SHORT TASK: Scan the lines below; pull out those with "name".

LISTED RECORDS:
# # # # #
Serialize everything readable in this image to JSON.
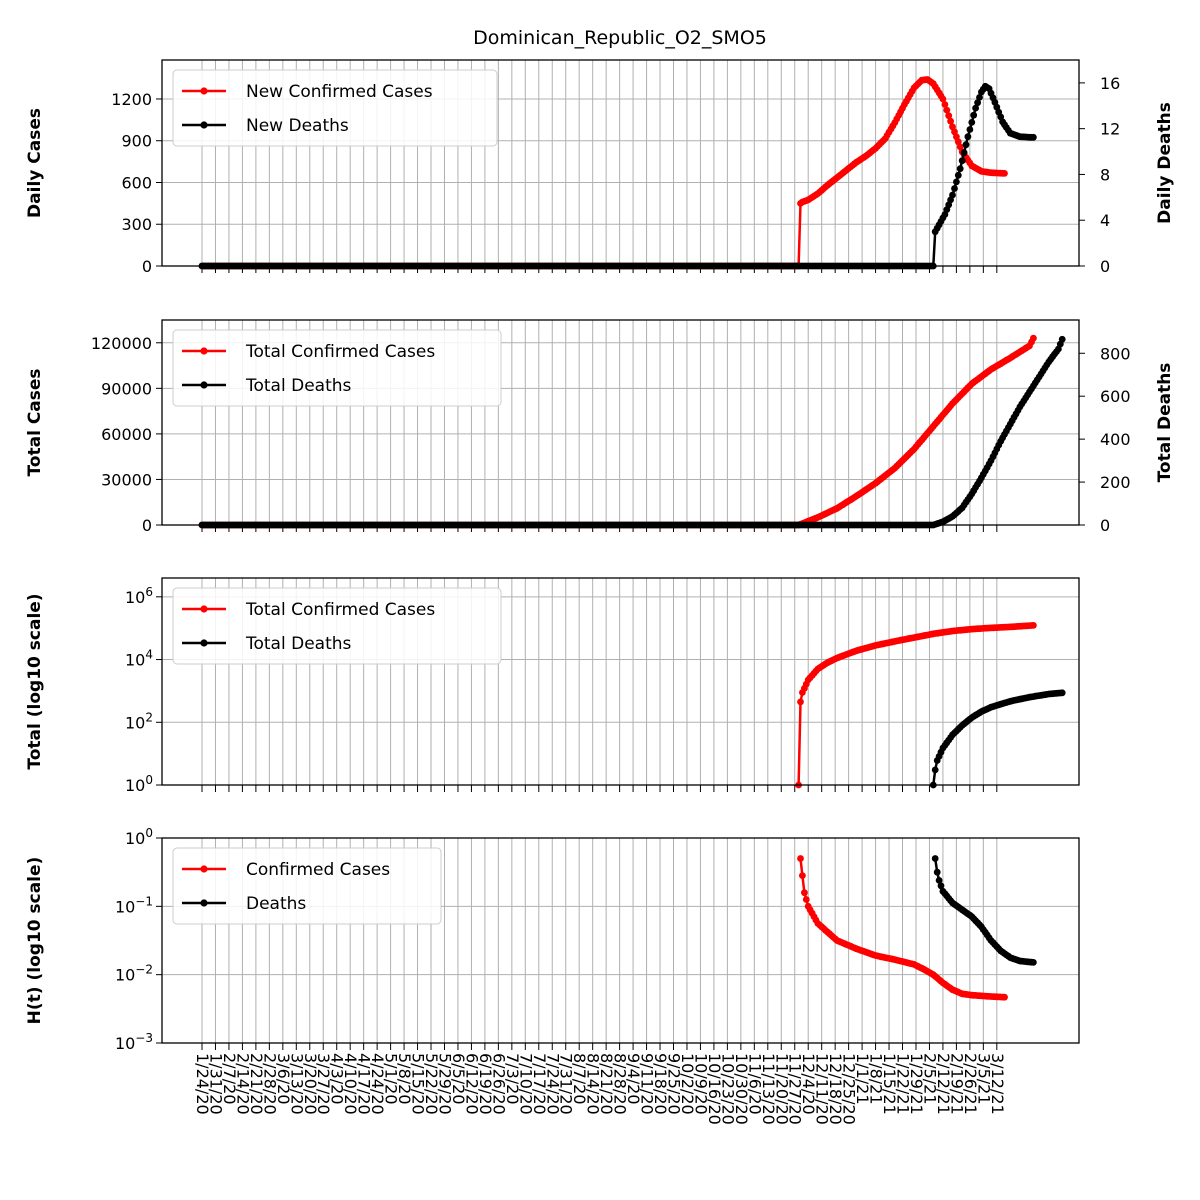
{
  "title": "Dominican_Republic_O2_SMO5",
  "colors": {
    "cases": "#ff0000",
    "deaths": "#000000",
    "grid": "#b0b0b0"
  },
  "chart_data": [
    {
      "type": "line",
      "ylabel": "Daily Cases",
      "y2label": "Daily Deaths",
      "yscale": "linear",
      "ylim": [
        0,
        1480
      ],
      "yticks": [
        0,
        300,
        600,
        900,
        1200
      ],
      "y2lim": [
        0,
        18.0
      ],
      "y2ticks": [
        0,
        4,
        8,
        12,
        16
      ],
      "legend_location": "upper-left",
      "series": [
        {
          "name": "New Confirmed Cases",
          "axis": "left",
          "start_day": 0,
          "knots": [
            [
              0,
              0
            ],
            [
              310,
              0
            ],
            [
              311,
              450
            ],
            [
              312,
              460
            ],
            [
              315,
              475
            ],
            [
              320,
              520
            ],
            [
              325,
              580
            ],
            [
              330,
              635
            ],
            [
              335,
              690
            ],
            [
              340,
              745
            ],
            [
              345,
              790
            ],
            [
              350,
              845
            ],
            [
              355,
              915
            ],
            [
              360,
              1030
            ],
            [
              365,
              1160
            ],
            [
              370,
              1280
            ],
            [
              374,
              1335
            ],
            [
              377,
              1340
            ],
            [
              380,
              1310
            ],
            [
              385,
              1200
            ],
            [
              390,
              1000
            ],
            [
              395,
              820
            ],
            [
              400,
              720
            ],
            [
              405,
              680
            ],
            [
              410,
              670
            ],
            [
              415,
              667
            ],
            [
              417,
              665
            ]
          ]
        },
        {
          "name": "New Deaths",
          "axis": "right",
          "start_day": 0,
          "knots": [
            [
              0,
              0
            ],
            [
              380,
              0
            ],
            [
              381,
              3.0
            ],
            [
              383,
              3.6
            ],
            [
              386,
              4.5
            ],
            [
              390,
              6.2
            ],
            [
              394,
              8.5
            ],
            [
              398,
              11.3
            ],
            [
              402,
              13.8
            ],
            [
              405,
              15.2
            ],
            [
              407,
              15.7
            ],
            [
              409,
              15.5
            ],
            [
              412,
              14.3
            ],
            [
              416,
              12.6
            ],
            [
              420,
              11.6
            ],
            [
              425,
              11.3
            ],
            [
              430,
              11.25
            ],
            [
              432,
              11.25
            ]
          ]
        }
      ]
    },
    {
      "type": "line",
      "ylabel": "Total Cases",
      "y2label": "Total Deaths",
      "yscale": "linear",
      "ylim": [
        0,
        135000
      ],
      "yticks": [
        0,
        30000,
        60000,
        90000,
        120000
      ],
      "y2lim": [
        0,
        955
      ],
      "y2ticks": [
        0,
        200,
        400,
        600,
        800
      ],
      "legend_location": "upper-left",
      "series": [
        {
          "name": "Total Confirmed Cases",
          "axis": "left",
          "start_day": 0,
          "knots": [
            [
              0,
              0
            ],
            [
              310,
              0
            ],
            [
              311,
              450
            ],
            [
              320,
              5000
            ],
            [
              330,
              11000
            ],
            [
              340,
              19000
            ],
            [
              350,
              27500
            ],
            [
              360,
              37500
            ],
            [
              370,
              50000
            ],
            [
              380,
              65000
            ],
            [
              390,
              80000
            ],
            [
              400,
              93000
            ],
            [
              410,
              102500
            ],
            [
              420,
              110000
            ],
            [
              430,
              118000
            ],
            [
              432,
              123000
            ]
          ]
        },
        {
          "name": "Total Deaths",
          "axis": "right",
          "start_day": 0,
          "knots": [
            [
              0,
              0
            ],
            [
              380,
              0
            ],
            [
              381,
              3
            ],
            [
              385,
              15
            ],
            [
              390,
              40
            ],
            [
              395,
              80
            ],
            [
              400,
              145
            ],
            [
              405,
              220
            ],
            [
              410,
              300
            ],
            [
              415,
              390
            ],
            [
              420,
              470
            ],
            [
              425,
              550
            ],
            [
              430,
              620
            ],
            [
              435,
              690
            ],
            [
              440,
              760
            ],
            [
              445,
              820
            ],
            [
              447,
              865
            ]
          ]
        }
      ]
    },
    {
      "type": "line",
      "ylabel": "Total (log10 scale)",
      "yscale": "log",
      "ylim_log10": [
        0,
        6.6
      ],
      "yticks": [
        "10^0",
        "10^2",
        "10^4",
        "10^6"
      ],
      "legend_location": "upper-left",
      "series": [
        {
          "name": "Total Confirmed Cases",
          "start_day": 0,
          "knots": [
            [
              310,
              0
            ],
            [
              311,
              2.65
            ],
            [
              312,
              2.95
            ],
            [
              315,
              3.35
            ],
            [
              320,
              3.7
            ],
            [
              325,
              3.9
            ],
            [
              330,
              4.05
            ],
            [
              340,
              4.28
            ],
            [
              350,
              4.45
            ],
            [
              360,
              4.58
            ],
            [
              370,
              4.7
            ],
            [
              380,
              4.82
            ],
            [
              390,
              4.91
            ],
            [
              400,
              4.97
            ],
            [
              410,
              5.01
            ],
            [
              420,
              5.04
            ],
            [
              432,
              5.09
            ]
          ]
        },
        {
          "name": "Total Deaths",
          "start_day": 0,
          "knots": [
            [
              380,
              0
            ],
            [
              381,
              0.48
            ],
            [
              382,
              0.78
            ],
            [
              385,
              1.18
            ],
            [
              390,
              1.6
            ],
            [
              395,
              1.9
            ],
            [
              400,
              2.15
            ],
            [
              405,
              2.34
            ],
            [
              410,
              2.48
            ],
            [
              420,
              2.67
            ],
            [
              430,
              2.8
            ],
            [
              440,
              2.9
            ],
            [
              447,
              2.94
            ]
          ]
        }
      ]
    },
    {
      "type": "line",
      "ylabel": "H(t) (log10 scale)",
      "yscale": "log",
      "ylim_log10": [
        -3,
        0
      ],
      "yticks": [
        "10^-3",
        "10^-2",
        "10^-1",
        "10^0"
      ],
      "legend_location": "upper-left",
      "series": [
        {
          "name": "Confirmed Cases",
          "start_day": 0,
          "knots": [
            [
              311,
              -0.3
            ],
            [
              312,
              -0.55
            ],
            [
              313,
              -0.8
            ],
            [
              315,
              -1.0
            ],
            [
              320,
              -1.25
            ],
            [
              330,
              -1.5
            ],
            [
              340,
              -1.62
            ],
            [
              350,
              -1.72
            ],
            [
              360,
              -1.78
            ],
            [
              370,
              -1.85
            ],
            [
              375,
              -1.92
            ],
            [
              380,
              -2.0
            ],
            [
              385,
              -2.12
            ],
            [
              390,
              -2.22
            ],
            [
              395,
              -2.28
            ],
            [
              400,
              -2.3
            ],
            [
              410,
              -2.32
            ],
            [
              417,
              -2.33
            ]
          ]
        },
        {
          "name": "Deaths",
          "start_day": 0,
          "knots": [
            [
              381,
              -0.3
            ],
            [
              382,
              -0.5
            ],
            [
              383,
              -0.62
            ],
            [
              385,
              -0.78
            ],
            [
              390,
              -0.95
            ],
            [
              395,
              -1.05
            ],
            [
              400,
              -1.15
            ],
            [
              405,
              -1.3
            ],
            [
              410,
              -1.5
            ],
            [
              415,
              -1.65
            ],
            [
              420,
              -1.75
            ],
            [
              425,
              -1.8
            ],
            [
              432,
              -1.82
            ]
          ]
        }
      ]
    }
  ],
  "x_axis": {
    "start_date": "1/24/20",
    "end_date": "3/19/21",
    "tick_interval_days": 7,
    "tick_labels": [
      "1/24/20",
      "1/31/20",
      "2/7/20",
      "2/14/20",
      "2/21/20",
      "2/28/20",
      "3/6/20",
      "3/13/20",
      "3/20/20",
      "3/27/20",
      "4/3/20",
      "4/10/20",
      "4/17/20",
      "4/24/20",
      "5/1/20",
      "5/8/20",
      "5/15/20",
      "5/22/20",
      "5/29/20",
      "6/5/20",
      "6/12/20",
      "6/19/20",
      "6/26/20",
      "7/3/20",
      "7/10/20",
      "7/17/20",
      "7/24/20",
      "7/31/20",
      "8/7/20",
      "8/14/20",
      "8/21/20",
      "8/28/20",
      "9/4/20",
      "9/11/20",
      "9/18/20",
      "9/25/20",
      "10/2/20",
      "10/9/20",
      "10/16/20",
      "10/23/20",
      "10/30/20",
      "11/6/20",
      "11/13/20",
      "11/20/20",
      "11/27/20",
      "12/4/20",
      "12/11/20",
      "12/18/20",
      "12/25/20",
      "1/1/21",
      "1/8/21",
      "1/15/21",
      "1/22/21",
      "1/29/21",
      "2/5/21",
      "2/12/21",
      "2/19/21",
      "2/26/21",
      "3/5/21",
      "3/12/21"
    ]
  }
}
# # # # #
TASK RESPONSE:
          "name": "New Confirmed Cases",
          "name": "New Deaths",
          "name": "Total Confirmed Cases",
          "name": "Total Deaths",
          "name": "Total Confirmed Cases",
          "name": "Total Deaths",
          "name": "Confirmed Cases",
          "name": "Deaths",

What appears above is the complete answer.